__Goal__.
Scan the entries for the string "Windows" and give the number of lines that have it, nothing further.

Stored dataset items
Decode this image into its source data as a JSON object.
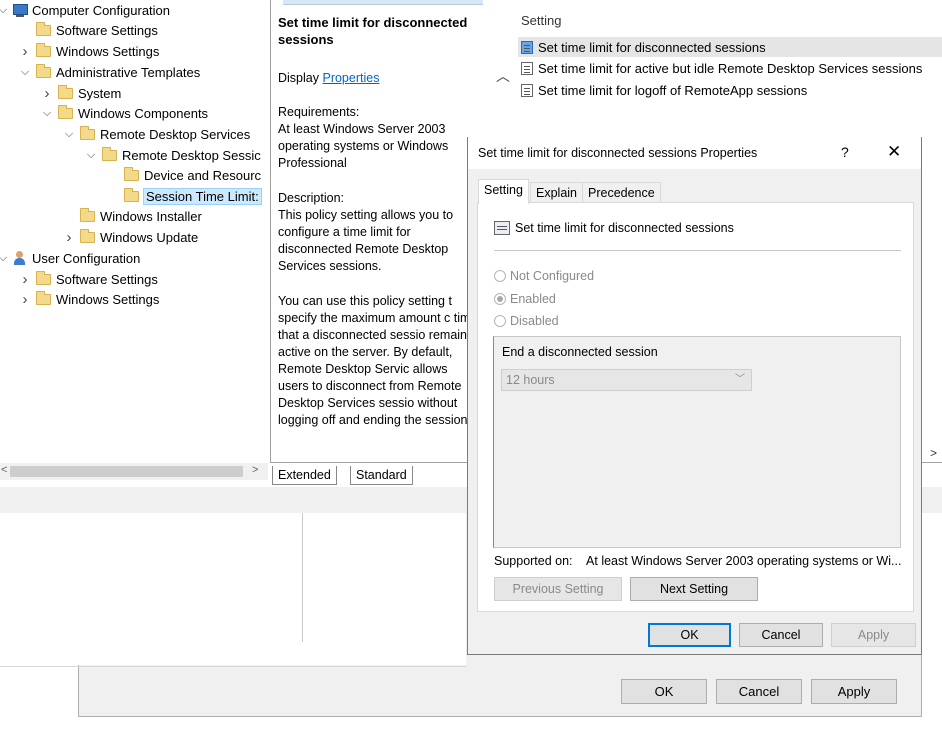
{
  "tree": {
    "items": [
      {
        "label": "Computer Configuration",
        "icon": "computer-icon",
        "chevron": "expanded"
      },
      {
        "label": "Software Settings",
        "icon": "folder-icon",
        "chevron": ""
      },
      {
        "label": "Windows Settings",
        "icon": "folder-icon",
        "chevron": "collapsed"
      },
      {
        "label": "Administrative Templates",
        "icon": "folder-icon",
        "chevron": "expanded"
      },
      {
        "label": "System",
        "icon": "folder-icon",
        "chevron": "collapsed"
      },
      {
        "label": "Windows Components",
        "icon": "folder-icon",
        "chevron": "expanded"
      },
      {
        "label": "Remote Desktop Services",
        "icon": "folder-icon",
        "chevron": "expanded"
      },
      {
        "label": "Remote Desktop Sessic",
        "icon": "folder-icon",
        "chevron": "expanded"
      },
      {
        "label": "Device and Resourc",
        "icon": "folder-icon",
        "chevron": ""
      },
      {
        "label": "Session Time Limit:",
        "icon": "folder-icon",
        "chevron": "",
        "selected": true
      },
      {
        "label": "Windows Installer",
        "icon": "folder-icon",
        "chevron": ""
      },
      {
        "label": "Windows Update",
        "icon": "folder-icon",
        "chevron": "collapsed"
      },
      {
        "label": "User Configuration",
        "icon": "user-icon",
        "chevron": "expanded"
      },
      {
        "label": "Software Settings",
        "icon": "folder-icon",
        "chevron": "collapsed"
      },
      {
        "label": "Windows Settings",
        "icon": "folder-icon",
        "chevron": "collapsed"
      }
    ]
  },
  "description": {
    "title": "Set time limit for disconnected sessions",
    "display_prefix": "Display",
    "display_link": "Properties",
    "requirements_label": "Requirements:",
    "requirements_text": "At least Windows Server 2003 operating systems or Windows Professional",
    "description_label": "Description:",
    "description_p1": "This policy setting allows you to configure a time limit for disconnected Remote Desktop Services sessions.",
    "description_p2": "You can use this policy setting t specify the maximum amount c time that a disconnected sessio remains active on the server. By default, Remote Desktop Servic allows users to disconnect from Remote Desktop Services sessio without logging off and ending the session."
  },
  "bottom_tabs": {
    "extended": "Extended",
    "standard": "Standard"
  },
  "settings_list": {
    "header": "Setting",
    "rows": [
      {
        "label": "Set time limit for disconnected sessions",
        "selected": true
      },
      {
        "label": "Set time limit for active but idle Remote Desktop Services sessions",
        "selected": false
      },
      {
        "label": "Set time limit for logoff of RemoteApp sessions",
        "selected": false
      }
    ]
  },
  "properties_dialog": {
    "title": "Set time limit for disconnected sessions Properties",
    "help_glyph": "?",
    "close_glyph": "✕",
    "tabs": [
      "Setting",
      "Explain",
      "Precedence"
    ],
    "active_tab": "Setting",
    "policy_name": "Set time limit for disconnected sessions",
    "radios": [
      {
        "label": "Not Configured",
        "checked": false
      },
      {
        "label": "Enabled",
        "checked": true
      },
      {
        "label": "Disabled",
        "checked": false
      }
    ],
    "option_label": "End a disconnected session",
    "option_value": "12 hours",
    "supported_label": "Supported on:",
    "supported_value": "At least Windows Server 2003 operating systems or Wi...",
    "prev_button": "Previous Setting",
    "next_button": "Next Setting",
    "ok": "OK",
    "cancel": "Cancel",
    "apply": "Apply"
  },
  "outer_dialog": {
    "ok": "OK",
    "cancel": "Cancel",
    "apply": "Apply"
  },
  "colors": {
    "selection": "#cce8ff",
    "link": "#0066cc",
    "default_button_border": "#0078d7"
  }
}
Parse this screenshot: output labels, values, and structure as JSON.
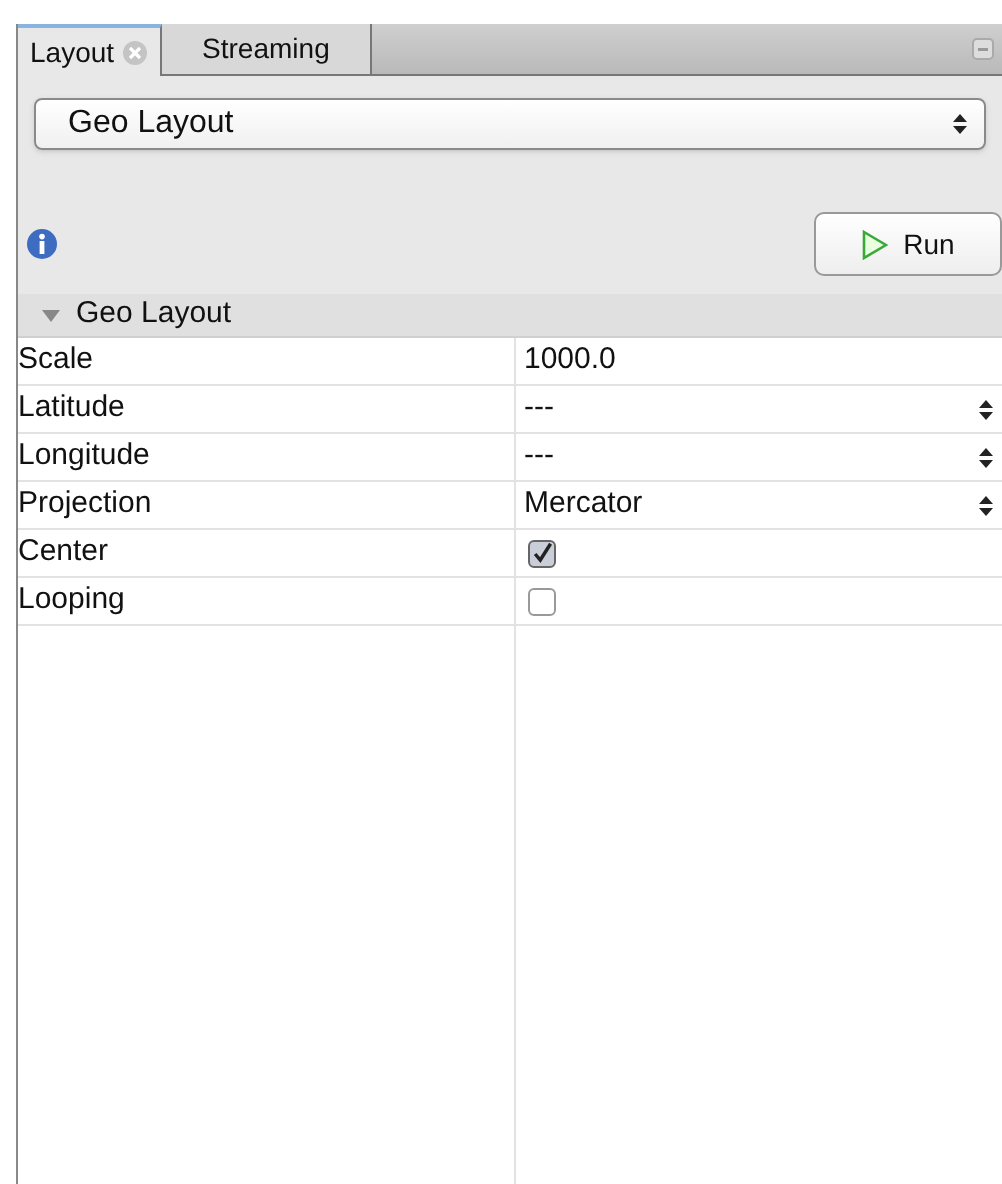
{
  "tabs": [
    {
      "label": "Layout",
      "selected": true,
      "closable": true
    },
    {
      "label": "Streaming",
      "selected": false,
      "closable": false
    }
  ],
  "layout_select": {
    "value": "Geo Layout"
  },
  "run_button": {
    "label": "Run"
  },
  "properties": {
    "section": {
      "title": "Geo Layout",
      "expanded": true
    },
    "rows": [
      {
        "name": "Scale",
        "kind": "text",
        "value": "1000.0"
      },
      {
        "name": "Latitude",
        "kind": "spinner",
        "value": "---"
      },
      {
        "name": "Longitude",
        "kind": "spinner",
        "value": "---"
      },
      {
        "name": "Projection",
        "kind": "combo",
        "value": "Mercator"
      },
      {
        "name": "Center",
        "kind": "checkbox",
        "checked": true
      },
      {
        "name": "Looping",
        "kind": "checkbox",
        "checked": false
      }
    ]
  }
}
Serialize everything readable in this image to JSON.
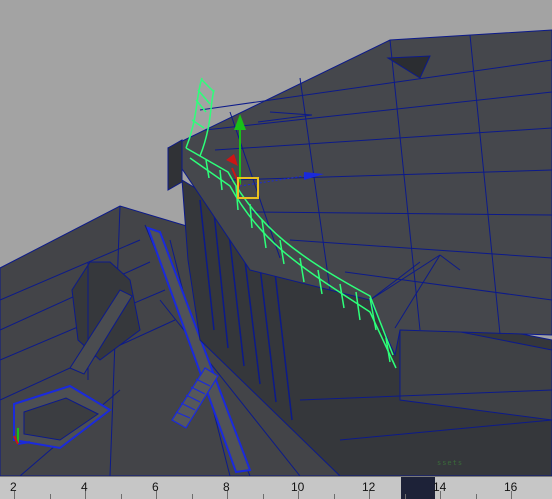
{
  "viewport": {
    "scene_text": "ssets",
    "manipulator_axes": [
      "x",
      "y",
      "z"
    ]
  },
  "timeline": {
    "labels": [
      "2",
      "4",
      "6",
      "8",
      "10",
      "12",
      "14",
      "16"
    ],
    "current_frame": 13
  },
  "colors": {
    "viewport_background": "#a3a3a3",
    "mesh_fill": "#3e4044",
    "wireframe": "#0c1a8a",
    "selection": "#2dff7a",
    "axis_x": "#cc1515",
    "axis_y": "#18c018",
    "axis_z": "#1a2adc",
    "pivot_box": "#e8c020",
    "timeline_bg": "#c6c6c6",
    "time_marker": "#1d2238"
  }
}
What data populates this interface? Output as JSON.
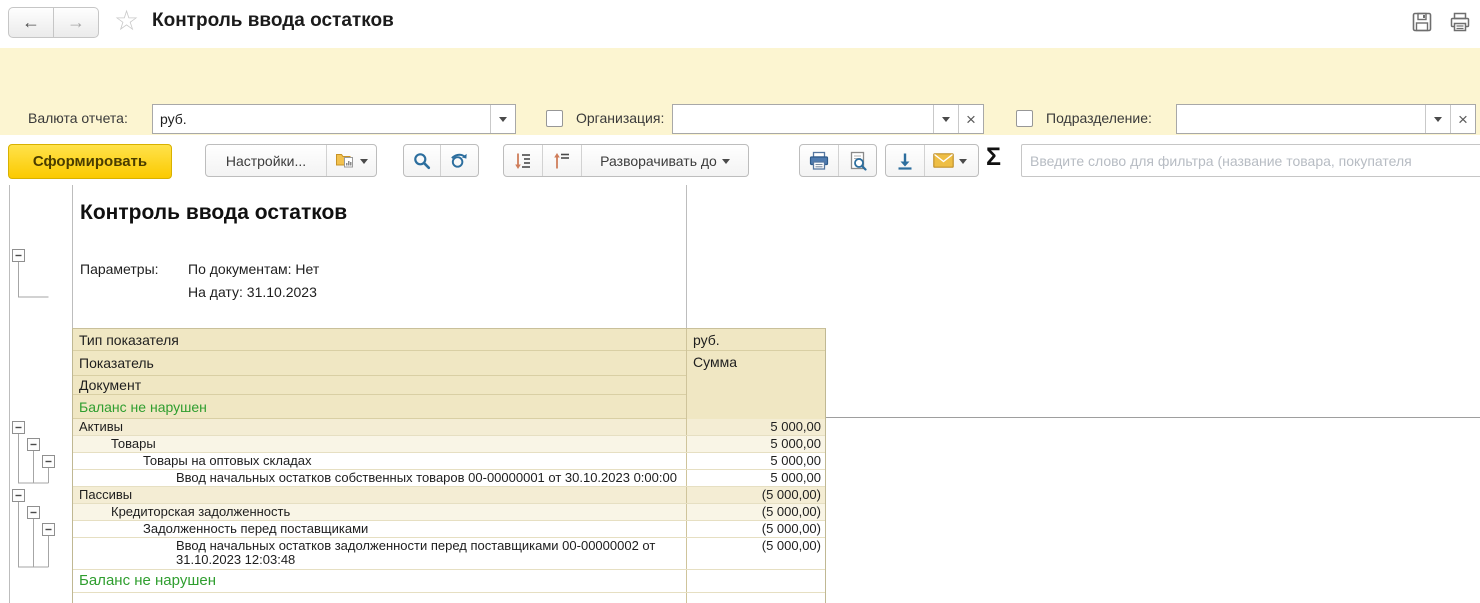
{
  "header": {
    "title": "Контроль ввода остатков",
    "back_glyph": "←",
    "forward_glyph": "→",
    "star_glyph": "☆"
  },
  "filters": {
    "currency": {
      "label": "Валюта отчета:",
      "value": "руб."
    },
    "organization": {
      "label": "Организация:",
      "value": "",
      "checked": false
    },
    "department": {
      "label": "Подразделение:",
      "value": "",
      "checked": false
    },
    "date": {
      "label": "На дату:",
      "value": "31.10.2023"
    }
  },
  "toolbar": {
    "generate_label": "Сформировать",
    "settings_label": "Настройки...",
    "expand_to_label": "Разворачивать до",
    "sigma": "Σ",
    "filter_placeholder": "Введите слово для фильтра (название товара, покупателя"
  },
  "report": {
    "title": "Контроль ввода остатков",
    "parameters_label": "Параметры:",
    "parameter_documents": "По документам: Нет",
    "parameter_date": "На дату: 31.10.2023",
    "unit_label": "руб.",
    "sum_label": "Сумма",
    "header_cells": [
      {
        "label": "Тип показателя"
      },
      {
        "label": "Показатель"
      },
      {
        "label": "Документ"
      },
      {
        "label": "Баланс не нарушен",
        "green": true
      }
    ],
    "rows": [
      {
        "text": "Активы",
        "value": "5 000,00",
        "level": 1,
        "shade": "dark"
      },
      {
        "text": "Товары",
        "value": "5 000,00",
        "level": 2,
        "shade": "light"
      },
      {
        "text": "Товары на оптовых складах",
        "value": "5 000,00",
        "level": 3,
        "shade": "none"
      },
      {
        "text": "Ввод начальных остатков собственных товаров 00-00000001 от 30.10.2023 0:00:00",
        "value": "5 000,00",
        "level": 4,
        "shade": "none"
      },
      {
        "text": "Пассивы",
        "value": "(5 000,00)",
        "level": 1,
        "shade": "dark"
      },
      {
        "text": "Кредиторская задолженность",
        "value": "(5 000,00)",
        "level": 2,
        "shade": "light"
      },
      {
        "text": "Задолженность перед поставщиками",
        "value": "(5 000,00)",
        "level": 3,
        "shade": "none"
      },
      {
        "text": "Ввод начальных остатков задолженности перед поставщиками 00-00000002 от 31.10.2023 12:03:48",
        "value": "(5 000,00)",
        "level": 4,
        "shade": "none",
        "tall": true
      },
      {
        "text": "Баланс не нарушен",
        "value": "",
        "level": 0,
        "shade": "none",
        "status": true
      },
      {
        "text": "",
        "value": "",
        "level": 0,
        "shade": "none",
        "empty": true
      }
    ]
  },
  "colors": {
    "panel_yellow": "#fcf5d1",
    "accent_yellow": "#fbca00",
    "highlight_red": "#d8271c",
    "status_green": "#2f9e2f",
    "header_beige": "#f0e7c3",
    "icon_blue": "#2c6e9e",
    "mail_yellow": "#eebe45"
  }
}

__Complete output__.
7